• _SET PROBLEM_
Return all lines in the material below that contain "data".

• _TASK INPUTS_

::::::

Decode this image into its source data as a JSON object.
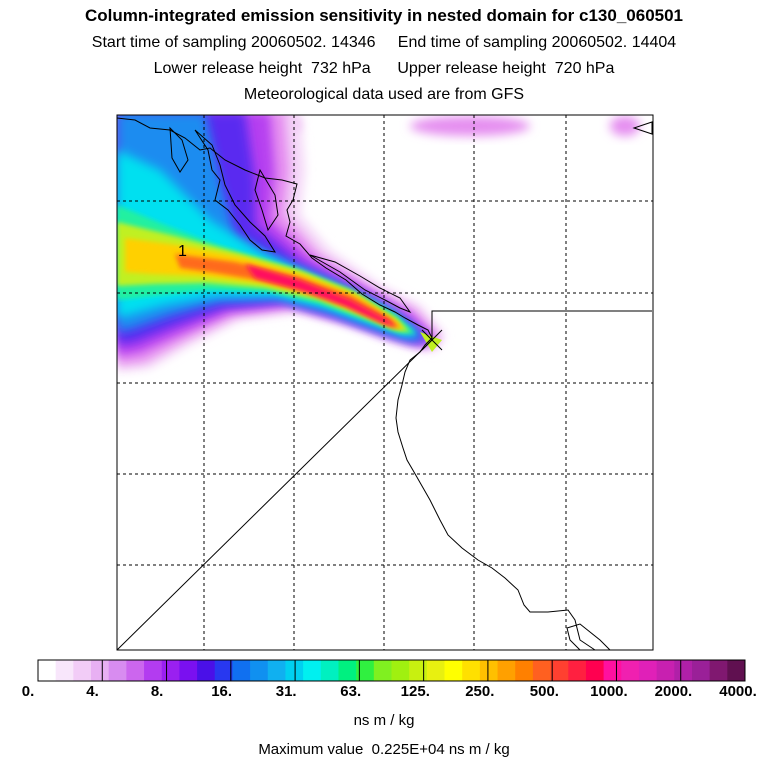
{
  "header": {
    "title": "Column-integrated emission sensitivity in nested domain for c130_060501",
    "sampling_line": "Start time of sampling 20060502. 14346     End time of sampling 20060502. 14404",
    "release_line": "Lower release height  732 hPa      Upper release height  720 hPa",
    "met_line": "Meteorological data used are from GFS"
  },
  "map": {
    "cluster_label": "1",
    "plume_colors": [
      "#f4d6f7",
      "#e58ef0",
      "#b640f0",
      "#5a2cf0",
      "#1a8cf0",
      "#00e0f0",
      "#20f0a0",
      "#c0f020",
      "#ffd000",
      "#ff6a1a",
      "#ff1060"
    ]
  },
  "colorbar": {
    "labels": [
      "0.",
      "4.",
      "8.",
      "16.",
      "31.",
      "63.",
      "125.",
      "250.",
      "500.",
      "1000.",
      "2000.",
      "4000."
    ],
    "colors": [
      "#ffffff",
      "#f8e6fb",
      "#f2ccf7",
      "#e8b0f3",
      "#d88cf0",
      "#cc66ee",
      "#b33cf0",
      "#9a20f0",
      "#7a10f0",
      "#4a10e8",
      "#2838f0",
      "#1070f0",
      "#1090f0",
      "#10b0f0",
      "#00d0f0",
      "#00f0f0",
      "#00f0c0",
      "#00f080",
      "#30f040",
      "#80f020",
      "#a0f010",
      "#c8f010",
      "#e8f010",
      "#ffff00",
      "#ffe000",
      "#ffc000",
      "#ffa000",
      "#ff8000",
      "#ff6020",
      "#ff4030",
      "#ff2040",
      "#ff0050",
      "#ff10a0",
      "#f020b0",
      "#e020b8",
      "#c820b0",
      "#b020a8",
      "#9a2098",
      "#801870",
      "#601050"
    ],
    "units": "ns m / kg"
  },
  "footer": {
    "max_value": "Maximum value  0.225E+04 ns m / kg"
  }
}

::::::

• _EXPECTED ANSWER_
Decode this image into its source data as a JSON object.
    "met_line": "Meteorological data used are from GFS"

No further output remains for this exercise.